Copy each of the entries below faithfully, setting aside any pictures.

#### Task inputs
===============
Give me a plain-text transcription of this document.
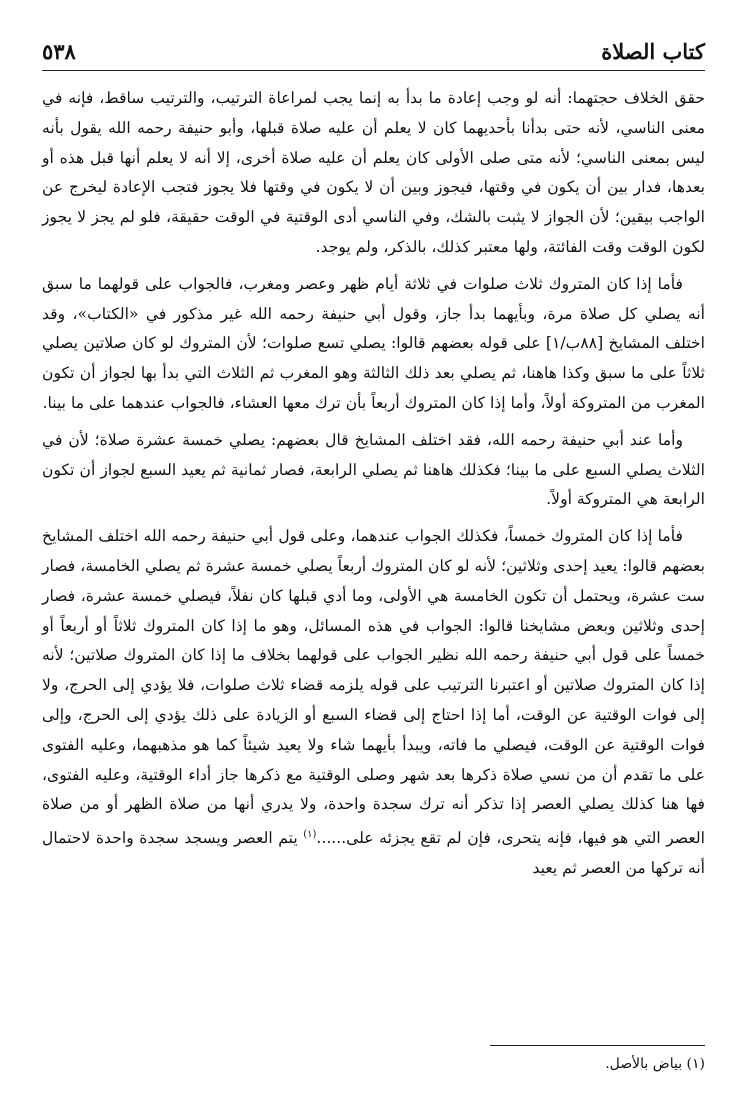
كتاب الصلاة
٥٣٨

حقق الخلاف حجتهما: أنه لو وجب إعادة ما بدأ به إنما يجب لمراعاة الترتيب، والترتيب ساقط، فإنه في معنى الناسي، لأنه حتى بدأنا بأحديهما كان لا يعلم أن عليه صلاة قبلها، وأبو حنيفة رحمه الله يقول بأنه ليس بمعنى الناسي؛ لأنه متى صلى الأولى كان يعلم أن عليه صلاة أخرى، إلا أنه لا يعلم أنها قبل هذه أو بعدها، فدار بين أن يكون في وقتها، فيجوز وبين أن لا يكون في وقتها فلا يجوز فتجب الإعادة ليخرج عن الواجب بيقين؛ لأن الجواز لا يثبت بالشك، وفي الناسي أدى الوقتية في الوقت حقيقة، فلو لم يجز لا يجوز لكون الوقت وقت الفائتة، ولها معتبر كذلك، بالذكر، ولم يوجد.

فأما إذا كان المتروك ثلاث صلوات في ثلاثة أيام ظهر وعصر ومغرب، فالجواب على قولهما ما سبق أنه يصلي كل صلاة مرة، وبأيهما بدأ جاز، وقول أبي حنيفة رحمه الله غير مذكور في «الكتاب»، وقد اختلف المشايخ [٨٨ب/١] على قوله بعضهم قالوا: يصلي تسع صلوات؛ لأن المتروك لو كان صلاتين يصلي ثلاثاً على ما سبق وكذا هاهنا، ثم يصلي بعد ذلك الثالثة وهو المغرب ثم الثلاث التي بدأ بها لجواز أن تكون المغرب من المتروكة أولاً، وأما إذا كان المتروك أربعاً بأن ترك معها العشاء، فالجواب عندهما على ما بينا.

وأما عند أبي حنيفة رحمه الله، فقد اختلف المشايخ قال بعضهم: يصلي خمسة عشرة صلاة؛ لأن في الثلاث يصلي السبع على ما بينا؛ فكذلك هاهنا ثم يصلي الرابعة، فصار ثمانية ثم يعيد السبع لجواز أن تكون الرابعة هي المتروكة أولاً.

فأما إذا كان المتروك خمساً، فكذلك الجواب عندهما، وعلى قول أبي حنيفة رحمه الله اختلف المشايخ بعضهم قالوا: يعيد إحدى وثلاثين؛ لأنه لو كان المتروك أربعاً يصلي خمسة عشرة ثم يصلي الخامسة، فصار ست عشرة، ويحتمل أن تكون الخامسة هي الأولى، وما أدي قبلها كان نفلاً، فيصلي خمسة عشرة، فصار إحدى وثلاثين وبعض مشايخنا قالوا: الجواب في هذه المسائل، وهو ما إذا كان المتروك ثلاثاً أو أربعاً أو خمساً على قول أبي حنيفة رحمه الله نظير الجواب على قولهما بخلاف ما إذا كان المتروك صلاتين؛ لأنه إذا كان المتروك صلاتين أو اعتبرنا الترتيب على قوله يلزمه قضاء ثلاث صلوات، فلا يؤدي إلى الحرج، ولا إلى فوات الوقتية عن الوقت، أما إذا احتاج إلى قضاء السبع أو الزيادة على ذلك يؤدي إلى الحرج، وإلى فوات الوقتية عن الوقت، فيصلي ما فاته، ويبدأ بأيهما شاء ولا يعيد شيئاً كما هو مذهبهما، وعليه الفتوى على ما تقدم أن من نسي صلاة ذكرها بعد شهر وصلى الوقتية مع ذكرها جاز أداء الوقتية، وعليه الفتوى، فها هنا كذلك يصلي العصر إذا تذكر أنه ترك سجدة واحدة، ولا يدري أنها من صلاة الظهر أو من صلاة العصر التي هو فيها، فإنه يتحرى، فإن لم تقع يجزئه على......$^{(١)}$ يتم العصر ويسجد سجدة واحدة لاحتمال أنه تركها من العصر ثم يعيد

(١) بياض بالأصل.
===============
#### Correct response
Give me a plain-text transcription of this document.
كتاب الصلاة
٥٣٨

حقق الخلاف حجتهما: أنه لو وجب إعادة ما بدأ به إنما يجب لمراعاة الترتيب، والترتيب ساقط، فإنه في معنى الناسي، لأنه حتى بدأنا بأحديهما كان لا يعلم أن عليه صلاة قبلها، وأبو حنيفة رحمه الله يقول بأنه ليس بمعنى الناسي؛ لأنه متى صلى الأولى كان يعلم أن عليه صلاة أخرى، إلا أنه لا يعلم أنها قبل هذه أو بعدها، فدار بين أن يكون في وقتها، فيجوز وبين أن لا يكون في وقتها فلا يجوز فتجب الإعادة ليخرج عن الواجب بيقين؛ لأن الجواز لا يثبت بالشك، وفي الناسي أدى الوقتية في الوقت حقيقة، فلو لم يجز لا يجوز لكون الوقت وقت الفائتة، ولها معتبر كذلك، بالذكر، ولم يوجد.

فأما إذا كان المتروك ثلاث صلوات في ثلاثة أيام ظهر وعصر ومغرب، فالجواب على قولهما ما سبق أنه يصلي كل صلاة مرة، وبأيهما بدأ جاز، وقول أبي حنيفة رحمه الله غير مذكور في «الكتاب»، وقد اختلف المشايخ [٨٨ب/١] على قوله بعضهم قالوا: يصلي تسع صلوات؛ لأن المتروك لو كان صلاتين يصلي ثلاثاً على ما سبق وكذا هاهنا، ثم يصلي بعد ذلك الثالثة وهو المغرب ثم الثلاث التي بدأ بها لجواز أن تكون المغرب من المتروكة أولاً، وأما إذا كان المتروك أربعاً بأن ترك معها العشاء، فالجواب عندهما على ما بينا.

وأما عند أبي حنيفة رحمه الله، فقد اختلف المشايخ قال بعضهم: يصلي خمسة عشرة صلاة؛ لأن في الثلاث يصلي السبع على ما بينا؛ فكذلك هاهنا ثم يصلي الرابعة، فصار ثمانية ثم يعيد السبع لجواز أن تكون الرابعة هي المتروكة أولاً.

فأما إذا كان المتروك خمساً، فكذلك الجواب عندهما، وعلى قول أبي حنيفة رحمه الله اختلف المشايخ بعضهم قالوا: يعيد إحدى وثلاثين؛ لأنه لو كان المتروك أربعاً يصلي خمسة عشرة ثم يصلي الخامسة، فصار ست عشرة، ويحتمل أن تكون الخامسة هي الأولى، وما أدي قبلها كان نفلاً، فيصلي خمسة عشرة، فصار إحدى وثلاثين وبعض مشايخنا قالوا: الجواب في هذه المسائل، وهو ما إذا كان المتروك ثلاثاً أو أربعاً أو خمساً على قول أبي حنيفة رحمه الله نظير الجواب على قولهما بخلاف ما إذا كان المتروك صلاتين؛ لأنه إذا كان المتروك صلاتين أو اعتبرنا الترتيب على قوله يلزمه قضاء ثلاث صلوات، فلا يؤدي إلى الحرج، ولا إلى فوات الوقتية عن الوقت، أما إذا احتاج إلى قضاء السبع أو الزيادة على ذلك يؤدي إلى الحرج، وإلى فوات الوقتية عن الوقت، فيصلي ما فاته، ويبدأ بأيهما شاء ولا يعيد شيئاً كما هو مذهبهما، وعليه الفتوى على ما تقدم أن من نسي صلاة ذكرها بعد شهر وصلى الوقتية مع ذكرها جاز أداء الوقتية، وعليه الفتوى، فها هنا كذلك يصلي العصر إذا تذكر أنه ترك سجدة واحدة، ولا يدري أنها من صلاة الظهر أو من صلاة العصر التي هو فيها، فإنه يتحرى، فإن لم تقع يجزئه على......$^{(١)}$ يتم العصر ويسجد سجدة واحدة لاحتمال أنه تركها من العصر ثم يعيد

(١) بياض بالأصل.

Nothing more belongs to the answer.